>> start SOURCE EXTRACT

Python Development Standards (Mark)
Python-specific standards following modern tooling and type-safe practices.
Goal
Guide Python development with modern tooling (UV, basedpyright, ruff) and consistent patterns. Ensure type-safe code with proper annotations, enforce Python 3.10+ syntax, and maintain documentation quality through Meadow Docstring Format (MDF).
When to Use This Skill
Use this skill when:
- •Writing or editing Python code (.py files)
- •Setting up a new Python project
- •Adding type annotations to existing code
- •Running Python type checkers or linters
- •Working with Python package management (UV)

>> end SOURCE EXTRACT
>> start RECORDS SUPPLIED

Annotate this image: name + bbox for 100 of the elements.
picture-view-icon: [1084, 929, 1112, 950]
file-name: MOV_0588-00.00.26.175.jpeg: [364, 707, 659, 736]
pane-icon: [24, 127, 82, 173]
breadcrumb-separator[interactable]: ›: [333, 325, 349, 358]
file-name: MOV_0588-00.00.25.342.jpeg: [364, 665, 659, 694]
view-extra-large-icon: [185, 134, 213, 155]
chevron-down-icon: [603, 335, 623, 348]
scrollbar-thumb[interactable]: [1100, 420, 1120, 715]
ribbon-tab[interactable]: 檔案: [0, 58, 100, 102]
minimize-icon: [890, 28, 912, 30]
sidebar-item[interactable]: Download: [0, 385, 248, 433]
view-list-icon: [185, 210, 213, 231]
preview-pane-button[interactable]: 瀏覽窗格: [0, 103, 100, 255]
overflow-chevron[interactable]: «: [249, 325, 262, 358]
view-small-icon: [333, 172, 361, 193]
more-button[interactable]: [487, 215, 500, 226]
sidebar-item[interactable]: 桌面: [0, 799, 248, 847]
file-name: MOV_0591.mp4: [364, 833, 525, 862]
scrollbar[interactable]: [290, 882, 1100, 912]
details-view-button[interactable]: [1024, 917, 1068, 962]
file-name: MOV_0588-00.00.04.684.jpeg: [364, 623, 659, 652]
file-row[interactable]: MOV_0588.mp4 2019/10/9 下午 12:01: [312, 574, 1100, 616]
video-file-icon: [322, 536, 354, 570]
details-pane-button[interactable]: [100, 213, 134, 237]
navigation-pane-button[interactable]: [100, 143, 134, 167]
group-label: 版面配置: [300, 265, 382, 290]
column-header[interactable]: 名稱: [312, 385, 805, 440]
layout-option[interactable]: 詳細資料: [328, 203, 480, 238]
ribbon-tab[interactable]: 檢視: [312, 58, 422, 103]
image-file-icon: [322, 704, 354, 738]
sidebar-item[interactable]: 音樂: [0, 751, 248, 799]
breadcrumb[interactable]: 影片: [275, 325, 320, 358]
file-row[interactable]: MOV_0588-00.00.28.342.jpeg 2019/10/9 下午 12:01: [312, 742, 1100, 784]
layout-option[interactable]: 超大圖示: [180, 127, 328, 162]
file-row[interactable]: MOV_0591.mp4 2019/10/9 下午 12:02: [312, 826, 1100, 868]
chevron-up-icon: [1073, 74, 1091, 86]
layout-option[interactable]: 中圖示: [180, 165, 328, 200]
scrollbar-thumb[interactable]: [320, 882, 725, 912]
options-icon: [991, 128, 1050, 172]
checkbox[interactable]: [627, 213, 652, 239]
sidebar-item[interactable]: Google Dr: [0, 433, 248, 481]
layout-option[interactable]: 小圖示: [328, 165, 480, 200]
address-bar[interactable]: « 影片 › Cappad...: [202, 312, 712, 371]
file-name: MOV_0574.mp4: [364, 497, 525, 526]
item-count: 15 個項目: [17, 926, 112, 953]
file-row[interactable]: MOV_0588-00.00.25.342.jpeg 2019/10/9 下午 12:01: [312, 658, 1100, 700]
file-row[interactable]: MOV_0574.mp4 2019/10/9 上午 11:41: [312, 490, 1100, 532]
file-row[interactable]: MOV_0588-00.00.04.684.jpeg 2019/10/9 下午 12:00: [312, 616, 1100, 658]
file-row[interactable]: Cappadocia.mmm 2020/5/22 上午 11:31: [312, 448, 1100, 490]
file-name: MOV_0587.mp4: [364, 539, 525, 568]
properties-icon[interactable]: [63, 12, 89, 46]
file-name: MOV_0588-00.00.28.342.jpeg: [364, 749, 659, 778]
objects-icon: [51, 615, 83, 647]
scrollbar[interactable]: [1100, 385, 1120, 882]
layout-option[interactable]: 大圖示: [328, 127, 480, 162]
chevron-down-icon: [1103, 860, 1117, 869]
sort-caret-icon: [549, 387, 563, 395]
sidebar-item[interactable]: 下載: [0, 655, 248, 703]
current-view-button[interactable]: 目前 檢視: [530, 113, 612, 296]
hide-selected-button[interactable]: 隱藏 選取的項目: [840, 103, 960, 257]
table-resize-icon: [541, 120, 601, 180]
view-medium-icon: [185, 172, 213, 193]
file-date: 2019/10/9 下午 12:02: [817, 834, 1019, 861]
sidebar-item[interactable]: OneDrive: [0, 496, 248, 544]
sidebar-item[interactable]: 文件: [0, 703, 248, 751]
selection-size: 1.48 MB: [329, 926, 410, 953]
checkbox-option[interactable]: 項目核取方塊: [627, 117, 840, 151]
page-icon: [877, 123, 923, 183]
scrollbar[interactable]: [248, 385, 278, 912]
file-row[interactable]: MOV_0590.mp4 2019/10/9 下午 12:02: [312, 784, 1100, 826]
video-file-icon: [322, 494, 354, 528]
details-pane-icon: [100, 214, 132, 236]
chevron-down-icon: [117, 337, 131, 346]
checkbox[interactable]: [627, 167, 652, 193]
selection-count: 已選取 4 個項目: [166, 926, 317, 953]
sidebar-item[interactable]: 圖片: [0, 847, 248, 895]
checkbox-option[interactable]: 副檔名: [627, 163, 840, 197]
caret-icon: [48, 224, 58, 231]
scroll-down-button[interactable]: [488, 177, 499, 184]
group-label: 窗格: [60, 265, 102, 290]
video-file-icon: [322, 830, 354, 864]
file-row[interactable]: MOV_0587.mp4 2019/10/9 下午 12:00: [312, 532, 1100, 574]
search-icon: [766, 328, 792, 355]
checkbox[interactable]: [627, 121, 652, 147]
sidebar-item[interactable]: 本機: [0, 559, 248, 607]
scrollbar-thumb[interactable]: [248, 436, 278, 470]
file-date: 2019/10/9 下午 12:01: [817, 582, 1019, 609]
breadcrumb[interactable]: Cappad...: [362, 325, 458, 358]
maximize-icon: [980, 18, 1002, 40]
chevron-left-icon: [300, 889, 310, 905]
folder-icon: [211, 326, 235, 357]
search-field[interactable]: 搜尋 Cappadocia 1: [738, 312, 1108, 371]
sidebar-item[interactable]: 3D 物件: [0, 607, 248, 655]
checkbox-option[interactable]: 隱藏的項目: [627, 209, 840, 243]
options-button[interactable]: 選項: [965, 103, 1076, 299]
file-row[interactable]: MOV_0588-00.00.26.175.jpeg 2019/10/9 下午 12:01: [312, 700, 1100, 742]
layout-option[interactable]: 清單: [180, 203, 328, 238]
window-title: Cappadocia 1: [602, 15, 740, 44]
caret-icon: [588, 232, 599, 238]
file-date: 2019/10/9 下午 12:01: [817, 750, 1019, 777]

>> end RECORDS SUPPLIED

REQUIREMENTS ->
- A) Decide whether each statement agrees with the Python development standards, answering yes or no and quoting the words of the standards that settle it: (i) The standards enforce Python 3.10+ syntax. (ii) The tooling the standards name includes mypy. (iii) The skill applies when setting up a new Python project.
- B) Continue the Python development standards, starting after their last line.
The items are not needed for any of the work here.

TASK RESULTS ->
- A)
(i) Yes: "enforce Python 3.10+ syntax"
(ii) No: "modern tooling (UV, basedpyright, ruff)"
(iii) Yes: "Setting up a new Python project"

- B)
- •Creating Python docstrings
- •Refactoring Python code for type safety
- •Writing Python scripts or CLI tools
Do NOT use this skill when:
- •Working with other programming languages
- •The project uses older Python (< 3.10) without migration plans
- •The codebase has existing patterns that explicitly override these standards
- •Project already uses poetry/pipenv with no intent to migrate
- •One-off throwaway scripts without type checking requirements
Process
Step 1: Identify Project Context
Check the existing project structure:
# Check what the project uses ls pyproject.toml # UV/poetry/pipenv ls poetry.lock # Poetry ls Pipfile # Pipenv ls requirements.txt # pip ls .python-version # Python version
- •Identify Python version target (default to 3.10+)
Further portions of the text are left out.